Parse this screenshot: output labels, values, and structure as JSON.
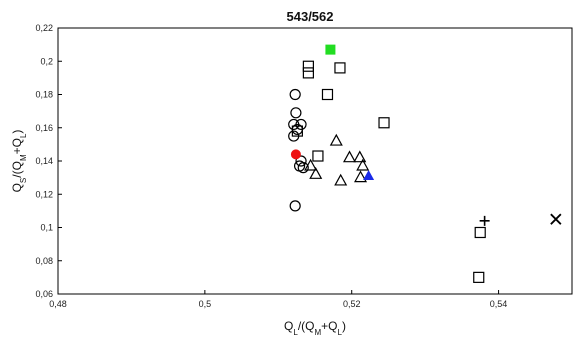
{
  "chart_data": {
    "type": "scatter",
    "title": "543/562",
    "xlabel": {
      "parts": [
        [
          "Q",
          ""
        ],
        [
          "L",
          "sub"
        ],
        [
          "/(Q",
          ""
        ],
        [
          "M",
          "sub"
        ],
        [
          "+Q",
          ""
        ],
        [
          "L",
          "sub"
        ],
        [
          ")",
          ""
        ]
      ]
    },
    "ylabel": {
      "parts": [
        [
          "Q",
          ""
        ],
        [
          "S",
          "sub"
        ],
        [
          "/(Q",
          ""
        ],
        [
          "M",
          "sub"
        ],
        [
          "+Q",
          ""
        ],
        [
          "L",
          "sub"
        ],
        [
          ")",
          ""
        ]
      ]
    },
    "xlim": [
      0.48,
      0.55
    ],
    "ylim": [
      0.06,
      0.22
    ],
    "xticks": [
      0.48,
      0.5,
      0.52,
      0.54
    ],
    "xtick_labels": [
      "0,48",
      "0,5",
      "0,52",
      "0,54"
    ],
    "yticks": [
      0.06,
      0.08,
      0.1,
      0.12,
      0.14,
      0.16,
      0.18,
      0.2,
      0.22
    ],
    "ytick_labels": [
      "0,06",
      "0,08",
      "0,1",
      "0,12",
      "0,14",
      "0,16",
      "0,18",
      "0,2",
      "0,22"
    ],
    "grid": false,
    "legend": "none",
    "series": [
      {
        "marker": "circle-open",
        "color": "#000000",
        "points": [
          [
            0.5123,
            0.18
          ],
          [
            0.5124,
            0.169
          ],
          [
            0.5131,
            0.162
          ],
          [
            0.5121,
            0.162
          ],
          [
            0.5126,
            0.159
          ],
          [
            0.5121,
            0.155
          ],
          [
            0.5131,
            0.14
          ],
          [
            0.5129,
            0.137
          ],
          [
            0.5134,
            0.136
          ],
          [
            0.5123,
            0.113
          ]
        ]
      },
      {
        "marker": "square-open",
        "color": "#000000",
        "points": [
          [
            0.5141,
            0.197
          ],
          [
            0.5141,
            0.193
          ],
          [
            0.5184,
            0.196
          ],
          [
            0.5167,
            0.18
          ],
          [
            0.5126,
            0.158
          ],
          [
            0.5244,
            0.163
          ],
          [
            0.5154,
            0.143
          ],
          [
            0.5375,
            0.097
          ],
          [
            0.5373,
            0.07
          ]
        ]
      },
      {
        "marker": "triangle-open",
        "color": "#000000",
        "points": [
          [
            0.5179,
            0.152
          ],
          [
            0.5197,
            0.142
          ],
          [
            0.5211,
            0.142
          ],
          [
            0.5215,
            0.137
          ],
          [
            0.5144,
            0.137
          ],
          [
            0.5151,
            0.132
          ],
          [
            0.5185,
            0.128
          ],
          [
            0.5212,
            0.13
          ]
        ]
      },
      {
        "marker": "square-filled",
        "color": "#22dd22",
        "points": [
          [
            0.5171,
            0.207
          ]
        ]
      },
      {
        "marker": "circle-filled",
        "color": "#ee1111",
        "points": [
          [
            0.5124,
            0.144
          ]
        ]
      },
      {
        "marker": "triangle-filled",
        "color": "#1a2ae8",
        "points": [
          [
            0.5223,
            0.131
          ]
        ]
      },
      {
        "marker": "plus",
        "color": "#000000",
        "points": [
          [
            0.5381,
            0.104
          ]
        ]
      },
      {
        "marker": "x",
        "color": "#000000",
        "points": [
          [
            0.5478,
            0.105
          ]
        ]
      }
    ]
  }
}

---------------

## Problem to solve
Copy all lines from the material that include "square".

## The answer
        "marker": "square-open",
        "marker": "square-filled",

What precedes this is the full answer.